EXERCISE DETAILS
Each line that holds the word "proton" counts once. Give the total number of such lines and nothing else.

AVAILABLE RECORDS
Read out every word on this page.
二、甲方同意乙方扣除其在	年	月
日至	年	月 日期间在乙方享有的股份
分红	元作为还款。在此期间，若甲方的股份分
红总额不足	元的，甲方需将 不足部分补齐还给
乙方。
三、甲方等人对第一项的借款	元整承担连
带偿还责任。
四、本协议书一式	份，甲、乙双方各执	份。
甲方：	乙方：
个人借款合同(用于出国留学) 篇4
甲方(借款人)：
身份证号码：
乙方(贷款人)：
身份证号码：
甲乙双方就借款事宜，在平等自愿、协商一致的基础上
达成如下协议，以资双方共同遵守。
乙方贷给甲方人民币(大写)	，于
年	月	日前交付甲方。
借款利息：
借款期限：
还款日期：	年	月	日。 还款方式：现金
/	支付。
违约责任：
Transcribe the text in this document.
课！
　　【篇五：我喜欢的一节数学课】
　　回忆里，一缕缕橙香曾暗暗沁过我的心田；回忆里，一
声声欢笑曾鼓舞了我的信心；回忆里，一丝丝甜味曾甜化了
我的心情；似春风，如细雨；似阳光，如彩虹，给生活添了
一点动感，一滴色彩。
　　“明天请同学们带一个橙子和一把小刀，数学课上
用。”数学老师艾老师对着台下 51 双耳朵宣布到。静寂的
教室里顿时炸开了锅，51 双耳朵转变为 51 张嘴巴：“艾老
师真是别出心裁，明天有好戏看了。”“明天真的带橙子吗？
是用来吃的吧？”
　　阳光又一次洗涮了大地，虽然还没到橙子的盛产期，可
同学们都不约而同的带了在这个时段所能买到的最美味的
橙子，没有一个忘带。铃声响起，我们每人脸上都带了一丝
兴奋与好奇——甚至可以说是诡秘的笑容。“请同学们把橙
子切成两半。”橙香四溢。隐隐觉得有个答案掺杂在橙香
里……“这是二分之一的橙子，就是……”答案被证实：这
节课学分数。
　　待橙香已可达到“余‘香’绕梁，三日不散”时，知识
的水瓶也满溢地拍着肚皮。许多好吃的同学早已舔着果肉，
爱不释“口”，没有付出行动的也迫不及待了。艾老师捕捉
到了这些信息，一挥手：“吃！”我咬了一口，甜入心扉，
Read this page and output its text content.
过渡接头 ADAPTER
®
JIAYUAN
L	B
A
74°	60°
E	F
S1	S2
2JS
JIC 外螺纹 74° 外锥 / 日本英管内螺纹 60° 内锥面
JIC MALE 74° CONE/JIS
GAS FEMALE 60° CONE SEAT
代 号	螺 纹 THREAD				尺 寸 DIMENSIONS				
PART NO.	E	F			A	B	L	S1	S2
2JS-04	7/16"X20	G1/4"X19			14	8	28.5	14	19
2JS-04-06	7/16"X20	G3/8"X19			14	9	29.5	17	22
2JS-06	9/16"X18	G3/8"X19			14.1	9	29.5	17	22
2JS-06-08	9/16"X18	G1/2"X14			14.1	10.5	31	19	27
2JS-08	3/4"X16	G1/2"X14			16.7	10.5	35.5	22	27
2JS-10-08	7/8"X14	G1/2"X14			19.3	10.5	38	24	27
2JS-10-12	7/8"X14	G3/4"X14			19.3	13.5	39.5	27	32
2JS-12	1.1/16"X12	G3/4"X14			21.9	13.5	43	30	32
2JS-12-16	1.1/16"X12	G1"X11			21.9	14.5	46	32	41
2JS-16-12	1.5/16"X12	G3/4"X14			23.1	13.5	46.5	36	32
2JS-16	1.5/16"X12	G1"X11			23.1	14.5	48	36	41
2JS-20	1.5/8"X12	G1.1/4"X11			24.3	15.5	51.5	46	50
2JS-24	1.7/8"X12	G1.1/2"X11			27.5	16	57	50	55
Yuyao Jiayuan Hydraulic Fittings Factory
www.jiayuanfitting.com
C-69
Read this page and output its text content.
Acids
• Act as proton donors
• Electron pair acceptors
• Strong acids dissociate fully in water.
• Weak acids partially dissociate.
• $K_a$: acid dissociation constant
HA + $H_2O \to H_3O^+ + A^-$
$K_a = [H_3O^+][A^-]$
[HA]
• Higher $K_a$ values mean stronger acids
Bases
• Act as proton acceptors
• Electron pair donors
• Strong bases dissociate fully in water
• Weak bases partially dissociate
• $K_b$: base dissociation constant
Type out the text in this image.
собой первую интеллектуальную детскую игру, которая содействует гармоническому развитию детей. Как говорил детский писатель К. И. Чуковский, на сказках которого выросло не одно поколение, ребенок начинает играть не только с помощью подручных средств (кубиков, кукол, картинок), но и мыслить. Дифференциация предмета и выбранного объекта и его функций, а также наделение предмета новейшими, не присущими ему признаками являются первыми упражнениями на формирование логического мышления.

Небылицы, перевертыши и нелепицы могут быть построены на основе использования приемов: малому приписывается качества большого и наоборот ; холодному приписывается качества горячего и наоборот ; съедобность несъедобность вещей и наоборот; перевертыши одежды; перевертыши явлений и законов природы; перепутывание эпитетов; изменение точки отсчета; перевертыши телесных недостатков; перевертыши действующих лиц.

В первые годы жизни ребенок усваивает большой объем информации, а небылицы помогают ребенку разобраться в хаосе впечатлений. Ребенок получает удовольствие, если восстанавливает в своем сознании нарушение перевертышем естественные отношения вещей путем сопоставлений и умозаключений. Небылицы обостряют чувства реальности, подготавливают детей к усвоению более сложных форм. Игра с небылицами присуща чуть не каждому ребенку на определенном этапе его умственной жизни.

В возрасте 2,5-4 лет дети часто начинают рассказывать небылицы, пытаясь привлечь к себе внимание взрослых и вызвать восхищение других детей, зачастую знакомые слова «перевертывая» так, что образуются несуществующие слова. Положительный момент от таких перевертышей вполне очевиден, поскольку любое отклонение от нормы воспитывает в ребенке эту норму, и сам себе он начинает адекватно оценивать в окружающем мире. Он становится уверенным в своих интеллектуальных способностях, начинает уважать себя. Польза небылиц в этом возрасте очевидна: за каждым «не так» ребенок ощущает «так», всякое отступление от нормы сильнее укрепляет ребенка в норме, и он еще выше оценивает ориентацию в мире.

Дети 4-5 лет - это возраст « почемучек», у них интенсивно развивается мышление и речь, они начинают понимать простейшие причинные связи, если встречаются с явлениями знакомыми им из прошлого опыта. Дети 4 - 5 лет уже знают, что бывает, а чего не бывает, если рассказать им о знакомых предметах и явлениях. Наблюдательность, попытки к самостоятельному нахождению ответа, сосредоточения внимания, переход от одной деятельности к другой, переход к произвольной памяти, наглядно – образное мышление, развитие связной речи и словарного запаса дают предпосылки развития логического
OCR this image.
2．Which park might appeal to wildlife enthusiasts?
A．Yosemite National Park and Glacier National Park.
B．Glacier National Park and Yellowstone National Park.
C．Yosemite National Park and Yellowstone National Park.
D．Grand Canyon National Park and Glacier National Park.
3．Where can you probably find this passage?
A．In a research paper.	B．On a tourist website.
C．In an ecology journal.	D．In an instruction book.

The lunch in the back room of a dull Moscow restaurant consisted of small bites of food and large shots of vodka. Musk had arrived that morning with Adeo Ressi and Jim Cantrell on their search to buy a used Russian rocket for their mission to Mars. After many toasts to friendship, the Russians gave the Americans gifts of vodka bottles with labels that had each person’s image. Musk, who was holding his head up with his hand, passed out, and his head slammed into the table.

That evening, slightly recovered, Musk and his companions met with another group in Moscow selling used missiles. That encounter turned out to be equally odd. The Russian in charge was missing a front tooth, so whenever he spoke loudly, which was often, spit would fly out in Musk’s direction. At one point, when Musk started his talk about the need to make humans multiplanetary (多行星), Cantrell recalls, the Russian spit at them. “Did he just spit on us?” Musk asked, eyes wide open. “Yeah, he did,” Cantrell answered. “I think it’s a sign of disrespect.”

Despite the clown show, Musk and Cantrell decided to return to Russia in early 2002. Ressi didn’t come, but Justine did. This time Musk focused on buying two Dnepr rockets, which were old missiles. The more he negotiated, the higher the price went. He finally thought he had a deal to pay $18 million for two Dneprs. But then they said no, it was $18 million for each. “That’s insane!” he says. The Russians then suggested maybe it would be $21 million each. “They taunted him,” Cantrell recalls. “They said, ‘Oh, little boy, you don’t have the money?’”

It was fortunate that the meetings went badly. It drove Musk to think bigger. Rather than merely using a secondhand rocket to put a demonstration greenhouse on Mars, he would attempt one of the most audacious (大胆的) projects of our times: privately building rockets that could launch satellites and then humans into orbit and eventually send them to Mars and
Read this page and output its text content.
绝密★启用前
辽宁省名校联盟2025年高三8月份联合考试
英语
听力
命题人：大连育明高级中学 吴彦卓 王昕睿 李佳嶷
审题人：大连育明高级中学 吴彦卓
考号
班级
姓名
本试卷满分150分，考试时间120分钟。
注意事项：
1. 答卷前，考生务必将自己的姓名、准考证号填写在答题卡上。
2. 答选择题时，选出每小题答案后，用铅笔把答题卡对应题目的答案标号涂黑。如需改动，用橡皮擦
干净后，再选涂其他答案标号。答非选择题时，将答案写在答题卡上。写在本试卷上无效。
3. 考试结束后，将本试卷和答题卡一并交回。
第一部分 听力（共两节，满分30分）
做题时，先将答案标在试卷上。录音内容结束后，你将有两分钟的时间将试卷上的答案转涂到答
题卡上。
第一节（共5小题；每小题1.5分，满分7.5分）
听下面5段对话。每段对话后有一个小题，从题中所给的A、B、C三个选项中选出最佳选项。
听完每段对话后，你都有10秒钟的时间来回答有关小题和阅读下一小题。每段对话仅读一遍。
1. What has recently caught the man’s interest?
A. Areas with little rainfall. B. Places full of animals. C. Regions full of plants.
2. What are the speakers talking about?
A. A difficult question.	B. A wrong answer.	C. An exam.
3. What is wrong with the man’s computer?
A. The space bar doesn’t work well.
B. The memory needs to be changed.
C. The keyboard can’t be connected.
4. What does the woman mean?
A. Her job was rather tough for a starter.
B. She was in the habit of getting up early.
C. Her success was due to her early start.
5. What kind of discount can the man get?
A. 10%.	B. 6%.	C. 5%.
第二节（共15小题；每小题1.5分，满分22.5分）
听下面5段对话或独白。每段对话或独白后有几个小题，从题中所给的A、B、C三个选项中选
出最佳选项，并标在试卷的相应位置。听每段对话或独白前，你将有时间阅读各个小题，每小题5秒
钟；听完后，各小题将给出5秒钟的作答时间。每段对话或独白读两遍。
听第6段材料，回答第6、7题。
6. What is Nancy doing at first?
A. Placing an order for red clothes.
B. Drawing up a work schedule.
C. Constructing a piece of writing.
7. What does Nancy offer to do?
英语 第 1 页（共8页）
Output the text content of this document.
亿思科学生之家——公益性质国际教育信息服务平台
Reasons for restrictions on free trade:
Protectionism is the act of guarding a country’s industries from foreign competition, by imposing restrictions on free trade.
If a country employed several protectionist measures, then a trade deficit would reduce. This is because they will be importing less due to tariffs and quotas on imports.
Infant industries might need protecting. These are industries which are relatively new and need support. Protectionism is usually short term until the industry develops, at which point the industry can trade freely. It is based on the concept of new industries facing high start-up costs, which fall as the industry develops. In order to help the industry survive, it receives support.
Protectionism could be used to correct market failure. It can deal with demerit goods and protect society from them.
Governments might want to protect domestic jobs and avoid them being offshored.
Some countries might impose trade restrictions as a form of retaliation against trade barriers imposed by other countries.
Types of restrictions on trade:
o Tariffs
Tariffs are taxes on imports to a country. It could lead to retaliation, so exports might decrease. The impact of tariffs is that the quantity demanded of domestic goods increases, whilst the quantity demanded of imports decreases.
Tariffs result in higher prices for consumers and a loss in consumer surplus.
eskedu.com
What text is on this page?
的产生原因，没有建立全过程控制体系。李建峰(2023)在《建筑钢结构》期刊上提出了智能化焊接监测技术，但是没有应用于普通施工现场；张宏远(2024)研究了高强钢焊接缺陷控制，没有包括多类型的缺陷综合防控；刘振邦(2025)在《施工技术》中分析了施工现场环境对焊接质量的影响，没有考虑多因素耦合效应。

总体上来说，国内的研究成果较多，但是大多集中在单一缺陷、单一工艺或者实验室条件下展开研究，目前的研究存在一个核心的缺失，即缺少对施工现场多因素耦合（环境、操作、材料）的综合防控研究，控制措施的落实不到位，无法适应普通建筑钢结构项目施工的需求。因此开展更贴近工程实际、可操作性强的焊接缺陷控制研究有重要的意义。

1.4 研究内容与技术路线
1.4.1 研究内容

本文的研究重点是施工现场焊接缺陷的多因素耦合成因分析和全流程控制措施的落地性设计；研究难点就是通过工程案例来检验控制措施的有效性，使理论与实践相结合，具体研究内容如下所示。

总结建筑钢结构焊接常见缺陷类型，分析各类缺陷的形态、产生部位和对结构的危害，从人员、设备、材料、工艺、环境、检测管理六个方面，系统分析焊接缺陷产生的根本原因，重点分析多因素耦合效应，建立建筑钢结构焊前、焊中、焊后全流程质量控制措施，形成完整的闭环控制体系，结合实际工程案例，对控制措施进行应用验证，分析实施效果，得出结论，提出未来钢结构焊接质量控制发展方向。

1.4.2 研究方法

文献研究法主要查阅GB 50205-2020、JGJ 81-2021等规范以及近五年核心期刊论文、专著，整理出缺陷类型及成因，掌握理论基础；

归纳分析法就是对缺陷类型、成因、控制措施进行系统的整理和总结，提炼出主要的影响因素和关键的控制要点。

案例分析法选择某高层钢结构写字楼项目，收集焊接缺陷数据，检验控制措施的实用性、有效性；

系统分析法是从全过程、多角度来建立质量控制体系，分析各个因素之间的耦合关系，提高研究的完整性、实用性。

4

THE COMPLETED TASK
2